» **STATED TASK**
Copy every entry word for word, but skip the pictures.

» **AVAILABLE RECORDS**
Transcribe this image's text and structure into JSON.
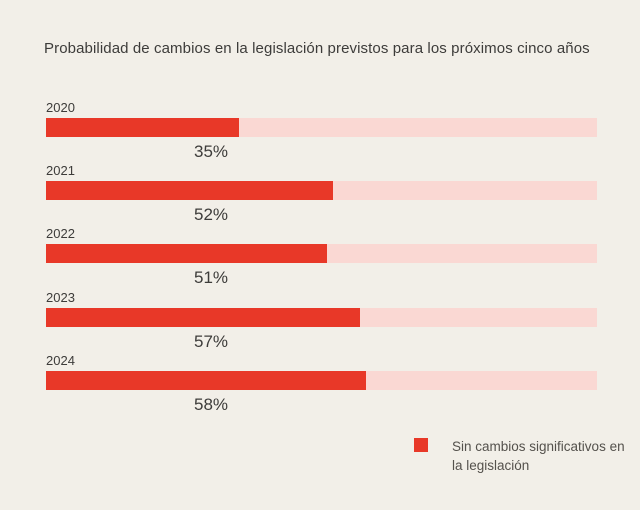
{
  "theme": {
    "background": "#f2efe8",
    "accent_red": "#e83828",
    "track_pink": "#fad8d3",
    "text_dark": "#3d3c3a",
    "legend_text": "#54514c"
  },
  "chart_data": {
    "type": "bar",
    "orientation": "horizontal",
    "title": "Probabilidad de cambios en la legislación previstos para los próximos cinco años",
    "categories": [
      "2020",
      "2021",
      "2022",
      "2023",
      "2024"
    ],
    "values": [
      35,
      52,
      51,
      57,
      58
    ],
    "value_suffix": "%",
    "xlim": [
      0,
      100
    ],
    "grid": false,
    "legend_position": "bottom-right",
    "legend": [
      {
        "label": "Sin cambios significativos en la legislación",
        "color": "#e83828"
      }
    ]
  }
}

» **RESPONSE**
Transcribe this image's text and structure into JSON.
{
  "theme": {
    "background": "#f2efe8",
    "accent_red": "#e83828",
    "track_pink": "#fad8d3",
    "text_dark": "#3d3c3a",
    "legend_text": "#54514c"
  },
  "chart_data": {
    "type": "bar",
    "orientation": "horizontal",
    "title": "Probabilidad de cambios en la legislación previstos para los próximos cinco años",
    "categories": [
      "2020",
      "2021",
      "2022",
      "2023",
      "2024"
    ],
    "values": [
      35,
      52,
      51,
      57,
      58
    ],
    "value_suffix": "%",
    "xlim": [
      0,
      100
    ],
    "grid": false,
    "legend_position": "bottom-right",
    "legend": [
      {
        "label": "Sin cambios significativos en la legislación",
        "color": "#e83828"
      }
    ]
  }
}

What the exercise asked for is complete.